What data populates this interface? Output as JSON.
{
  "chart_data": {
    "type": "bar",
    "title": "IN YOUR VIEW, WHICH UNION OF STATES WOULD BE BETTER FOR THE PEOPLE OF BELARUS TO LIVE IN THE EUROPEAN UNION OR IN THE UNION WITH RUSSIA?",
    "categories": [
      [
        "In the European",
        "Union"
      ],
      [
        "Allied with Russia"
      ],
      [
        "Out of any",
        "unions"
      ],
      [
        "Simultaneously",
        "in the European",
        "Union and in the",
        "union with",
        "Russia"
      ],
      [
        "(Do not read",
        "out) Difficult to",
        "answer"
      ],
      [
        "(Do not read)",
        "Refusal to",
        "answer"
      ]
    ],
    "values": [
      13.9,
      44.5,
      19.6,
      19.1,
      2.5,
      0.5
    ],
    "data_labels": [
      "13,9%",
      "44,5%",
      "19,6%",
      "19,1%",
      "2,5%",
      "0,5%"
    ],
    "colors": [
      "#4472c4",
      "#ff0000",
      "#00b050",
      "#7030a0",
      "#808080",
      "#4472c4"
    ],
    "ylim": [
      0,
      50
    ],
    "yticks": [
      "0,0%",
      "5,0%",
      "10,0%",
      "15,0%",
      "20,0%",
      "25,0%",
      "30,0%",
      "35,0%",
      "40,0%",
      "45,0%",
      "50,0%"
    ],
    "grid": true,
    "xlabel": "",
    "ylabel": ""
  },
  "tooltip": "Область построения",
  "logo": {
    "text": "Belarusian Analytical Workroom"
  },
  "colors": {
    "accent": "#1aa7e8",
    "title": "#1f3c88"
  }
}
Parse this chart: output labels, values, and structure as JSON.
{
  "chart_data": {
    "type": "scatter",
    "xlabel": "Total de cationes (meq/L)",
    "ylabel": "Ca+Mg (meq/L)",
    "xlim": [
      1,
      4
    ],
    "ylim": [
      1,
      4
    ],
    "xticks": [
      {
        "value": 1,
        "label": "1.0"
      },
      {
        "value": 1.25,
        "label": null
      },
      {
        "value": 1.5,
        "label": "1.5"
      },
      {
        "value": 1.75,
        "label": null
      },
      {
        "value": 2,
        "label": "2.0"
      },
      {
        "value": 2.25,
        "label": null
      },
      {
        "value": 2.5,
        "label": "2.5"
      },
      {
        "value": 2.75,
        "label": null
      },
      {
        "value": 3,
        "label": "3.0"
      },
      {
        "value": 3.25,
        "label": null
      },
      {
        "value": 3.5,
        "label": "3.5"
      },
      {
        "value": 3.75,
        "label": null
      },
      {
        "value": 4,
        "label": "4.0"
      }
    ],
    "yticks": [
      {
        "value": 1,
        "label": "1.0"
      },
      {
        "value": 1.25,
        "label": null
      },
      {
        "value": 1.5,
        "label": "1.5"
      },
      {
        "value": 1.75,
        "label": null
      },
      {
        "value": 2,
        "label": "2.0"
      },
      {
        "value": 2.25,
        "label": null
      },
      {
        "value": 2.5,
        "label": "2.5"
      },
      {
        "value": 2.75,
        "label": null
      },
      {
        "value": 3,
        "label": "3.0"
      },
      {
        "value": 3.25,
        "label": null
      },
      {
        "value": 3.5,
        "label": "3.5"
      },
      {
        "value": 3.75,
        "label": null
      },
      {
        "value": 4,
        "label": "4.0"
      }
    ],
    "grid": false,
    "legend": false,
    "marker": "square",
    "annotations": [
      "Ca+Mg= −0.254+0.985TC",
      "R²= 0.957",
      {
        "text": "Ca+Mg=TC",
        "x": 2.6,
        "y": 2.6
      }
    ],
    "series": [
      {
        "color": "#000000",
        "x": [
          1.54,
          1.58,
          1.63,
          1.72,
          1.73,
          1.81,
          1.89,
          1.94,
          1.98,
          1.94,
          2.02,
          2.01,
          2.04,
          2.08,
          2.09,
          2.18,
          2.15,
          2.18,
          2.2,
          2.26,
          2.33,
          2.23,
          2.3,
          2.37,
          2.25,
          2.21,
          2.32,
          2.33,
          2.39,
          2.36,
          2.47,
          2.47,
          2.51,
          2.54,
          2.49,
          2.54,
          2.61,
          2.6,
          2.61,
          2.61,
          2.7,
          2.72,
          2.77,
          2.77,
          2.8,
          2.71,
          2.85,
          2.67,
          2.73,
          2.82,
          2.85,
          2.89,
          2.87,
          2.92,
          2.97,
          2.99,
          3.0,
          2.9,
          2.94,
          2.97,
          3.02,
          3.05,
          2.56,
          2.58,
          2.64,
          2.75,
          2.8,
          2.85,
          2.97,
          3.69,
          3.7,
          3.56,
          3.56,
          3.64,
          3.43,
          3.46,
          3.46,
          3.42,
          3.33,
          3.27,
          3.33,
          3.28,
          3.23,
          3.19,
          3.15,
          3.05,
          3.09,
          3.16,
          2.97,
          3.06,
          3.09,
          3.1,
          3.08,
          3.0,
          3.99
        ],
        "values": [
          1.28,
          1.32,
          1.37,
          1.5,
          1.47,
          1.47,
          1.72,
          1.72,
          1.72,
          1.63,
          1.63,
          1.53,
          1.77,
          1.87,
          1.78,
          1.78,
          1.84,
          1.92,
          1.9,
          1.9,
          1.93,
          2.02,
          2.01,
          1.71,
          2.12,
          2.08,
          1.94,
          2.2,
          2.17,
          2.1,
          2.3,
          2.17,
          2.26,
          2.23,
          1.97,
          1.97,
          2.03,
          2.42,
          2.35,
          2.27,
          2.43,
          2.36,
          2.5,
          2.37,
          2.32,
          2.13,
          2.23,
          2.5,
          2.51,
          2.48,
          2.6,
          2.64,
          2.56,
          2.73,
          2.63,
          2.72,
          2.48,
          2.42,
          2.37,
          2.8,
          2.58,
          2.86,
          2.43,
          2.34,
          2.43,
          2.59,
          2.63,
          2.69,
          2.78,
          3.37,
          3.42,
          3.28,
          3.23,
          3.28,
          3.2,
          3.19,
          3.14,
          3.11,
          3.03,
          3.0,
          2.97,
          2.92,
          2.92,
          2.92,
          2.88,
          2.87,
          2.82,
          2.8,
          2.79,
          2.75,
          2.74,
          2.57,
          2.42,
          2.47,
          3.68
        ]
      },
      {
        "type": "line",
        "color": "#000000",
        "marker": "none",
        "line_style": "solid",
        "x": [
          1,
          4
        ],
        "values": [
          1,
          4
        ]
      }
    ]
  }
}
^^^^^^^^^^^^^^^^
Please give back all of the records exactly as written.

Finished answer:
What data populates this interface? Output as JSON.
{
  "chart_data": {
    "type": "bar",
    "title": "IN YOUR VIEW, WHICH UNION OF STATES WOULD BE BETTER FOR THE PEOPLE OF BELARUS TO LIVE IN THE EUROPEAN UNION OR IN THE UNION WITH RUSSIA?",
    "categories": [
      [
        "In the European",
        "Union"
      ],
      [
        "Allied with Russia"
      ],
      [
        "Out of any",
        "unions"
      ],
      [
        "Simultaneously",
        "in the European",
        "Union and in the",
        "union with",
        "Russia"
      ],
      [
        "(Do not read",
        "out) Difficult to",
        "answer"
      ],
      [
        "(Do not read)",
        "Refusal to",
        "answer"
      ]
    ],
    "values": [
      13.9,
      44.5,
      19.6,
      19.1,
      2.5,
      0.5
    ],
    "data_labels": [
      "13,9%",
      "44,5%",
      "19,6%",
      "19,1%",
      "2,5%",
      "0,5%"
    ],
    "colors": [
      "#4472c4",
      "#ff0000",
      "#00b050",
      "#7030a0",
      "#808080",
      "#4472c4"
    ],
    "ylim": [
      0,
      50
    ],
    "yticks": [
      "0,0%",
      "5,0%",
      "10,0%",
      "15,0%",
      "20,0%",
      "25,0%",
      "30,0%",
      "35,0%",
      "40,0%",
      "45,0%",
      "50,0%"
    ],
    "grid": true,
    "xlabel": "",
    "ylabel": ""
  },
  "tooltip": "Область построения",
  "logo": {
    "text": "Belarusian Analytical Workroom"
  },
  "colors": {
    "accent": "#1aa7e8",
    "title": "#1f3c88"
  }
}
Parse this chart: output labels, values, and structure as JSON.
{
  "chart_data": {
    "type": "scatter",
    "xlabel": "Total de cationes (meq/L)",
    "ylabel": "Ca+Mg (meq/L)",
    "xlim": [
      1,
      4
    ],
    "ylim": [
      1,
      4
    ],
    "xticks": [
      {
        "value": 1,
        "label": "1.0"
      },
      {
        "value": 1.25,
        "label": null
      },
      {
        "value": 1.5,
        "label": "1.5"
      },
      {
        "value": 1.75,
        "label": null
      },
      {
        "value": 2,
        "label": "2.0"
      },
      {
        "value": 2.25,
        "label": null
      },
      {
        "value": 2.5,
        "label": "2.5"
      },
      {
        "value": 2.75,
        "label": null
      },
      {
        "value": 3,
        "label": "3.0"
      },
      {
        "value": 3.25,
        "label": null
      },
      {
        "value": 3.5,
        "label": "3.5"
      },
      {
        "value": 3.75,
        "label": null
      },
      {
        "value": 4,
        "label": "4.0"
      }
    ],
    "yticks": [
      {
        "value": 1,
        "label": "1.0"
      },
      {
        "value": 1.25,
        "label": null
      },
      {
        "value": 1.5,
        "label": "1.5"
      },
      {
        "value": 1.75,
        "label": null
      },
      {
        "value": 2,
        "label": "2.0"
      },
      {
        "value": 2.25,
        "label": null
      },
      {
        "value": 2.5,
        "label": "2.5"
      },
      {
        "value": 2.75,
        "label": null
      },
      {
        "value": 3,
        "label": "3.0"
      },
      {
        "value": 3.25,
        "label": null
      },
      {
        "value": 3.5,
        "label": "3.5"
      },
      {
        "value": 3.75,
        "label": null
      },
      {
        "value": 4,
        "label": "4.0"
      }
    ],
    "grid": false,
    "legend": false,
    "marker": "square",
    "annotations": [
      "Ca+Mg= −0.254+0.985TC",
      "R²= 0.957",
      {
        "text": "Ca+Mg=TC",
        "x": 2.6,
        "y": 2.6
      }
    ],
    "series": [
      {
        "color": "#000000",
        "x": [
          1.54,
          1.58,
          1.63,
          1.72,
          1.73,
          1.81,
          1.89,
          1.94,
          1.98,
          1.94,
          2.02,
          2.01,
          2.04,
          2.08,
          2.09,
          2.18,
          2.15,
          2.18,
          2.2,
          2.26,
          2.33,
          2.23,
          2.3,
          2.37,
          2.25,
          2.21,
          2.32,
          2.33,
          2.39,
          2.36,
          2.47,
          2.47,
          2.51,
          2.54,
          2.49,
          2.54,
          2.61,
          2.6,
          2.61,
          2.61,
          2.7,
          2.72,
          2.77,
          2.77,
          2.8,
          2.71,
          2.85,
          2.67,
          2.73,
          2.82,
          2.85,
          2.89,
          2.87,
          2.92,
          2.97,
          2.99,
          3.0,
          2.9,
          2.94,
          2.97,
          3.02,
          3.05,
          2.56,
          2.58,
          2.64,
          2.75,
          2.8,
          2.85,
          2.97,
          3.69,
          3.7,
          3.56,
          3.56,
          3.64,
          3.43,
          3.46,
          3.46,
          3.42,
          3.33,
          3.27,
          3.33,
          3.28,
          3.23,
          3.19,
          3.15,
          3.05,
          3.09,
          3.16,
          2.97,
          3.06,
          3.09,
          3.1,
          3.08,
          3.0,
          3.99
        ],
        "values": [
          1.28,
          1.32,
          1.37,
          1.5,
          1.47,
          1.47,
          1.72,
          1.72,
          1.72,
          1.63,
          1.63,
          1.53,
          1.77,
          1.87,
          1.78,
          1.78,
          1.84,
          1.92,
          1.9,
          1.9,
          1.93,
          2.02,
          2.01,
          1.71,
          2.12,
          2.08,
          1.94,
          2.2,
          2.17,
          2.1,
          2.3,
          2.17,
          2.26,
          2.23,
          1.97,
          1.97,
          2.03,
          2.42,
          2.35,
          2.27,
          2.43,
          2.36,
          2.5,
          2.37,
          2.32,
          2.13,
          2.23,
          2.5,
          2.51,
          2.48,
          2.6,
          2.64,
          2.56,
          2.73,
          2.63,
          2.72,
          2.48,
          2.42,
          2.37,
          2.8,
          2.58,
          2.86,
          2.43,
          2.34,
          2.43,
          2.59,
          2.63,
          2.69,
          2.78,
          3.37,
          3.42,
          3.28,
          3.23,
          3.28,
          3.2,
          3.19,
          3.14,
          3.11,
          3.03,
          3.0,
          2.97,
          2.92,
          2.92,
          2.92,
          2.88,
          2.87,
          2.82,
          2.8,
          2.79,
          2.75,
          2.74,
          2.57,
          2.42,
          2.47,
          3.68
        ]
      },
      {
        "type": "line",
        "color": "#000000",
        "marker": "none",
        "line_style": "solid",
        "x": [
          1,
          4
        ],
        "values": [
          1,
          4
        ]
      }
    ]
  }
}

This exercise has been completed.